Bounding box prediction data

__________

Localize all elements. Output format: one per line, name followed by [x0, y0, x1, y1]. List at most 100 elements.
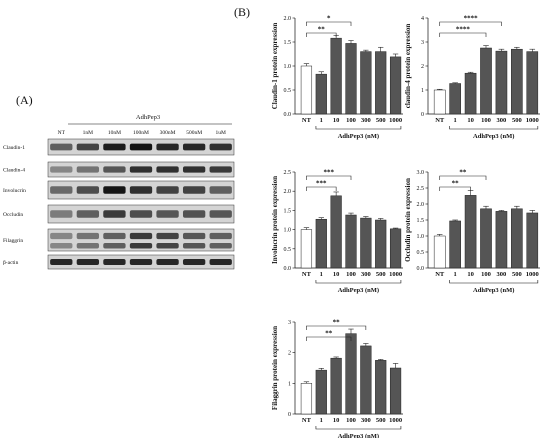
blot-row-label: β-actin: [3, 260, 19, 266]
x-tick-label: 10: [333, 417, 340, 424]
blot-band: [209, 186, 232, 194]
x-tick-label: 10: [333, 117, 340, 124]
bar: [360, 217, 372, 269]
x-axis-label: AdhPep3 (nM): [338, 133, 379, 140]
blot-band: [50, 186, 73, 194]
y-tick-label: 0: [421, 112, 424, 118]
y-tick-label: 1.5: [284, 40, 292, 46]
significance-label: **: [333, 319, 341, 327]
blot-band: [50, 210, 73, 218]
bar: [360, 51, 372, 115]
bar: [433, 89, 446, 115]
bar: [464, 72, 477, 115]
blot-band: [156, 186, 179, 194]
significance-bracket: [439, 21, 502, 26]
blot-band: [156, 259, 179, 265]
blot-band: [182, 259, 206, 265]
x-tick-label: NT: [302, 117, 312, 124]
y-tick-label: 2.0: [284, 16, 292, 22]
x-axis-label: AdhPep3 (nM): [338, 287, 379, 294]
lane-label: 100nM: [133, 130, 149, 136]
blot-band: [182, 143, 206, 151]
blot-band-lower: [103, 243, 126, 249]
blot-band: [50, 166, 73, 173]
blot-band: [156, 232, 179, 240]
blot-band: [129, 232, 153, 240]
blot-band-lower: [156, 243, 179, 249]
blot-band: [103, 232, 126, 240]
x-tick-label: 500: [376, 117, 386, 124]
x-tick-label: 1: [454, 271, 457, 278]
x-tick-label: 1000: [389, 417, 402, 424]
x-tick-label: 300: [361, 417, 371, 424]
bar: [526, 212, 539, 269]
bar-chart: 0 1 2 3 NT 1 10 100 300 500 1000 **** AdhPep3 (nM) Fi…: [271, 319, 403, 438]
x-tick-label: NT: [435, 271, 445, 278]
bar: [389, 367, 402, 415]
x-tick-label: 1: [454, 117, 457, 124]
bar: [315, 73, 327, 115]
lane-label: 300nM: [160, 130, 176, 136]
blot-band: [50, 143, 73, 151]
blot-band-lower: [76, 243, 100, 249]
blot-band: [129, 259, 153, 265]
bar: [360, 345, 372, 415]
blot-band-lower: [209, 243, 232, 249]
blot-band: [103, 143, 126, 151]
x-tick-label: 1000: [526, 117, 539, 124]
panel-a-label: (A): [16, 93, 33, 107]
blot-band: [76, 210, 100, 218]
y-tick-label: 2.0: [284, 189, 292, 195]
lane-labels: NT 1nM 10nM 100nM 300nM 500nM 1uM: [58, 130, 226, 136]
x-tick-label: 100: [346, 271, 356, 278]
x-tick-label: 300: [361, 117, 371, 124]
blot-band: [182, 166, 206, 173]
significance-bracket: [306, 32, 337, 37]
x-axis-label: AdhPep3 (nM): [473, 133, 514, 140]
blot-band: [209, 210, 232, 218]
x-group-bracket: [449, 280, 539, 284]
significance-label: ***: [316, 180, 327, 188]
blot-row-label: Occludin: [3, 212, 23, 218]
x-tick-label: 10: [333, 271, 340, 278]
y-axis-label: Occludin protein expression: [404, 178, 412, 262]
bar-chart: 0.0 0.5 1.0 1.5 2.0 NT 1 10 100 300 500 1000 *** AdhP…: [271, 15, 403, 140]
bar: [315, 369, 327, 415]
y-tick-label: 0.0: [284, 112, 292, 118]
y-tick-label: 0.5: [284, 88, 292, 94]
blot-band-lower: [129, 243, 153, 249]
significance-label: ****: [456, 26, 471, 34]
blot-band: [76, 143, 100, 151]
x-tick-label: NT: [302, 417, 312, 424]
bar: [345, 333, 357, 415]
x-group-bracket: [449, 126, 539, 130]
bar: [511, 48, 523, 115]
blot-band: [103, 186, 126, 194]
significance-bracket: [306, 186, 337, 191]
y-tick-label: 1: [421, 88, 424, 94]
bar: [389, 228, 402, 269]
y-axis-label: claudin-4 protein expression: [404, 24, 412, 109]
significance-label: ***: [323, 169, 334, 177]
y-tick-label: 0: [288, 412, 291, 418]
y-tick-label: 1: [288, 381, 291, 387]
y-tick-label: 0.5: [284, 247, 292, 253]
x-group-bracket: [315, 280, 402, 284]
y-tick-label: 1.0: [284, 228, 292, 234]
bar: [300, 383, 313, 415]
blot-band: [50, 259, 73, 265]
blot-band: [129, 166, 153, 173]
blot-band: [156, 143, 179, 151]
y-axis-label: Filaggrin protein expression: [271, 326, 279, 410]
blot-band: [182, 210, 206, 218]
y-tick-label: 2: [288, 351, 291, 357]
x-tick-label: 1: [320, 117, 323, 124]
lane-label: 1nM: [83, 130, 94, 136]
bar: [526, 51, 539, 115]
panel-b-label: (B): [234, 5, 250, 19]
significance-label: **: [325, 330, 333, 338]
x-tick-label: 500: [376, 417, 386, 424]
bar: [330, 195, 342, 269]
significance-bracket: [439, 186, 471, 191]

__________

# Problem requirements
Copy all records exactly, no images.

# Output for this exercise
Localize all elements. Output format: one per line, name followed by [x0, y0, x1, y1]. List at most 100 elements.
blot-row-label: β-actin: [3, 260, 19, 266]
x-tick-label: 10: [333, 417, 340, 424]
blot-band: [209, 186, 232, 194]
x-tick-label: 10: [333, 117, 340, 124]
bar: [360, 217, 372, 269]
x-axis-label: AdhPep3 (nM): [338, 133, 379, 140]
blot-band: [50, 186, 73, 194]
y-tick-label: 0: [421, 112, 424, 118]
y-tick-label: 1.5: [284, 40, 292, 46]
significance-label: **: [333, 319, 341, 327]
blot-band: [50, 210, 73, 218]
bar: [360, 51, 372, 115]
bar: [433, 89, 446, 115]
bar: [464, 72, 477, 115]
blot-band: [156, 186, 179, 194]
significance-bracket: [439, 21, 502, 26]
blot-band: [156, 259, 179, 265]
blot-band: [182, 259, 206, 265]
x-tick-label: NT: [302, 117, 312, 124]
y-tick-label: 2.0: [284, 16, 292, 22]
x-axis-label: AdhPep3 (nM): [338, 287, 379, 294]
lane-label: 100nM: [133, 130, 149, 136]
blot-band: [182, 143, 206, 151]
blot-band-lower: [103, 243, 126, 249]
blot-band: [50, 166, 73, 173]
blot-band: [156, 232, 179, 240]
blot-band: [129, 232, 153, 240]
blot-band-lower: [156, 243, 179, 249]
blot-band: [103, 232, 126, 240]
x-tick-label: 500: [376, 117, 386, 124]
x-tick-label: 1: [454, 271, 457, 278]
x-tick-label: 1000: [389, 417, 402, 424]
x-tick-label: 300: [361, 417, 371, 424]
bar: [526, 212, 539, 269]
bar-chart: 0 1 2 3 NT 1 10 100 300 500 1000 **** AdhPep3 (nM) Fi…: [271, 319, 403, 438]
x-tick-label: NT: [435, 271, 445, 278]
bar: [389, 367, 402, 415]
x-tick-label: 1: [454, 117, 457, 124]
bar: [315, 73, 327, 115]
lane-label: 300nM: [160, 130, 176, 136]
blot-band: [50, 143, 73, 151]
blot-band-lower: [76, 243, 100, 249]
blot-band: [129, 259, 153, 265]
bar: [360, 345, 372, 415]
blot-band-lower: [209, 243, 232, 249]
blot-band: [103, 143, 126, 151]
x-tick-label: 1000: [526, 117, 539, 124]
panel-a-label: (A): [16, 93, 33, 107]
blot-band: [76, 210, 100, 218]
y-tick-label: 2.0: [284, 189, 292, 195]
lane-labels: NT 1nM 10nM 100nM 300nM 500nM 1uM: [58, 130, 226, 136]
x-tick-label: 100: [346, 271, 356, 278]
x-tick-label: 300: [361, 117, 371, 124]
blot-band: [182, 166, 206, 173]
significance-bracket: [306, 32, 337, 37]
x-axis-label: AdhPep3 (nM): [473, 133, 514, 140]
blot-band: [209, 210, 232, 218]
x-group-bracket: [449, 280, 539, 284]
significance-label: ***: [316, 180, 327, 188]
blot-row-label: Occludin: [3, 212, 23, 218]
x-tick-label: 10: [333, 271, 340, 278]
y-axis-label: Occludin protein expression: [404, 178, 412, 262]
bar-chart: 0.0 0.5 1.0 1.5 2.0 NT 1 10 100 300 500 1000 *** AdhP…: [271, 15, 403, 140]
bar: [315, 369, 327, 415]
y-tick-label: 0.0: [284, 112, 292, 118]
y-tick-label: 0.5: [284, 88, 292, 94]
blot-band-lower: [129, 243, 153, 249]
significance-label: ****: [456, 26, 471, 34]
blot-band: [76, 143, 100, 151]
x-tick-label: NT: [302, 417, 312, 424]
bar: [345, 333, 357, 415]
x-group-bracket: [449, 126, 539, 130]
bar: [511, 48, 523, 115]
blot-band: [103, 186, 126, 194]
significance-bracket: [306, 186, 337, 191]
y-tick-label: 1: [421, 88, 424, 94]
bar: [389, 228, 402, 269]
y-axis-label: claudin-4 protein expression: [404, 24, 412, 109]
significance-label: ***: [323, 169, 334, 177]
y-tick-label: 0: [288, 412, 291, 418]
y-tick-label: 1: [288, 381, 291, 387]
y-tick-label: 0.5: [284, 247, 292, 253]
x-group-bracket: [315, 280, 402, 284]
y-tick-label: 1.0: [284, 228, 292, 234]
bar: [300, 383, 313, 415]
blot-band: [50, 259, 73, 265]
blot-band: [129, 166, 153, 173]
blot-band: [156, 143, 179, 151]
y-axis-label: Filaggrin protein expression: [271, 326, 279, 410]
blot-band: [182, 210, 206, 218]
y-tick-label: 2: [288, 351, 291, 357]
x-tick-label: 1: [320, 117, 323, 124]
lane-label: 1nM: [83, 130, 94, 136]
bar: [526, 51, 539, 115]
panel-b-label: (B): [234, 5, 250, 19]
significance-label: **: [325, 330, 333, 338]
x-tick-label: 500: [376, 417, 386, 424]
bar: [330, 195, 342, 269]
significance-bracket: [439, 186, 471, 191]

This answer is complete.